[What you are asked to do] Where a line of the listing below includes the word "from", reproduce that line.

--- Data excerpts ---

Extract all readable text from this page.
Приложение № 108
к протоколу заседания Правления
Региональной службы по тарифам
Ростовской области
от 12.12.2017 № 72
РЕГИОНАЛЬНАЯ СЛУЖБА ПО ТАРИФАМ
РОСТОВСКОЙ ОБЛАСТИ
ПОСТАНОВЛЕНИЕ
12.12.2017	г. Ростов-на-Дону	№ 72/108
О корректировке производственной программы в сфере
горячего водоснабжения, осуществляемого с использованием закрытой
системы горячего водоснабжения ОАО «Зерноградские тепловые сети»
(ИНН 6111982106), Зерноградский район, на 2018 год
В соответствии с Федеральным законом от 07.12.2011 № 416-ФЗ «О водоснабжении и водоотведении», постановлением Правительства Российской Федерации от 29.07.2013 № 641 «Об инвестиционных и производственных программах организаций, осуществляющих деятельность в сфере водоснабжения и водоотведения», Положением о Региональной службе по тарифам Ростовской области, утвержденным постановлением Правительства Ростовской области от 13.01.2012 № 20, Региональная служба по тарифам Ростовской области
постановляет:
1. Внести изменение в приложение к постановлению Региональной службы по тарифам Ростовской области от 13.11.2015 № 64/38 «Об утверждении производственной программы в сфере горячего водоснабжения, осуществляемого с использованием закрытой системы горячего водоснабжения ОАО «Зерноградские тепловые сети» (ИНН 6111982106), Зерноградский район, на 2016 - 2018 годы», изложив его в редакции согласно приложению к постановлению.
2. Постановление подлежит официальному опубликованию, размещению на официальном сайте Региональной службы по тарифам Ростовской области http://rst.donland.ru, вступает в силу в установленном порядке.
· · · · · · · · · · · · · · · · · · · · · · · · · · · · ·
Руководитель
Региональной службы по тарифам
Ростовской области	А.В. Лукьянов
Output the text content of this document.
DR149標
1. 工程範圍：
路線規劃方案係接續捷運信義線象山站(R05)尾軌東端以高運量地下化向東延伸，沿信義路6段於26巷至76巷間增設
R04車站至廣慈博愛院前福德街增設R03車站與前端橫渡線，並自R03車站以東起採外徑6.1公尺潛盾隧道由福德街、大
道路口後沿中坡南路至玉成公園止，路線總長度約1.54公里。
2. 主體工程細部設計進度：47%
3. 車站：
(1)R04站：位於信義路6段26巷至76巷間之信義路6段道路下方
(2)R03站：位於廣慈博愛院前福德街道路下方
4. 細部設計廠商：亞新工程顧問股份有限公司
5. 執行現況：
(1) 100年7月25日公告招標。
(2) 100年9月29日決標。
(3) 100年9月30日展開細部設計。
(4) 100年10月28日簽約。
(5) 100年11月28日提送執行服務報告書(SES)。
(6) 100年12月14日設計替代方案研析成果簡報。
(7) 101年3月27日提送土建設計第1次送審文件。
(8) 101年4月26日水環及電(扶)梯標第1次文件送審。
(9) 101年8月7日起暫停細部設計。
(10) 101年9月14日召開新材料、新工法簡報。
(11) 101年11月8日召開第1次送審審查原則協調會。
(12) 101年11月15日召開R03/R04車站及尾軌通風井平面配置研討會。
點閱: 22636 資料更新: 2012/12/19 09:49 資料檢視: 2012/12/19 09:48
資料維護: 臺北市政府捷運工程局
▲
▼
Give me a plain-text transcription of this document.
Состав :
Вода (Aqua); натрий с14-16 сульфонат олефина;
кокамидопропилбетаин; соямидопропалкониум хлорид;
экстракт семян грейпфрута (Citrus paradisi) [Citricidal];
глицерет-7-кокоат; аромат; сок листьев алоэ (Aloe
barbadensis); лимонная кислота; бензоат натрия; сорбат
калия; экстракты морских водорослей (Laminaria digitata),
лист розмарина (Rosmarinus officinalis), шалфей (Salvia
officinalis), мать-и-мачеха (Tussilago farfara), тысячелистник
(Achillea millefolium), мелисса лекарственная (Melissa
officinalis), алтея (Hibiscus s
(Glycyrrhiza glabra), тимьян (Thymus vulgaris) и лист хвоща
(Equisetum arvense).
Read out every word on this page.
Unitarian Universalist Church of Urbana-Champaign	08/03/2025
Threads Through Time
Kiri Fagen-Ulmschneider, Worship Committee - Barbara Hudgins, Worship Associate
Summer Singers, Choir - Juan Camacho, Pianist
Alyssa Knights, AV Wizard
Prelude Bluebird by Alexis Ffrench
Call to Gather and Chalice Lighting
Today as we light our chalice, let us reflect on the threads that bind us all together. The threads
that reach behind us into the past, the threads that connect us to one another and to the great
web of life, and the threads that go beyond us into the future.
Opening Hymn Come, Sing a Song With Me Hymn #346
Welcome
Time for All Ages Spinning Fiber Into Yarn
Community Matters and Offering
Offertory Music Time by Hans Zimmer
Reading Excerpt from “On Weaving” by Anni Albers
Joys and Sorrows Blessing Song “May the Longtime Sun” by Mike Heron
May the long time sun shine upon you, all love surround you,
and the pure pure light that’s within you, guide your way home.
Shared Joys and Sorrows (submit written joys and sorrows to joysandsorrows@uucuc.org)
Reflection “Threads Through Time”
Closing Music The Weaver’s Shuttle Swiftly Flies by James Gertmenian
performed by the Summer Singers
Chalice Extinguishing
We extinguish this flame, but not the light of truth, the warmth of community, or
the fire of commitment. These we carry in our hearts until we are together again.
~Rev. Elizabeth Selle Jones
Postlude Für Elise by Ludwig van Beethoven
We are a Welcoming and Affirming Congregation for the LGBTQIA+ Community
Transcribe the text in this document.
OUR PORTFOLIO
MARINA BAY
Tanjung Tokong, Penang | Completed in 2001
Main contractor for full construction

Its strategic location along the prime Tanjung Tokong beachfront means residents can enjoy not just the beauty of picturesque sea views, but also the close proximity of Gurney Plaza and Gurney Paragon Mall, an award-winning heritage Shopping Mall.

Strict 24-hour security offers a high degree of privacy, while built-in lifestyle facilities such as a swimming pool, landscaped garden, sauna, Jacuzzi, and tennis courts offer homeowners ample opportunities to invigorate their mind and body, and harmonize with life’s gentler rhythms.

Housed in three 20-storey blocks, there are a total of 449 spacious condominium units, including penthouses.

---

[Finished answer]
Extract all readable text from this page.
Reading Excerpt from “On Weaving” by Anni Albers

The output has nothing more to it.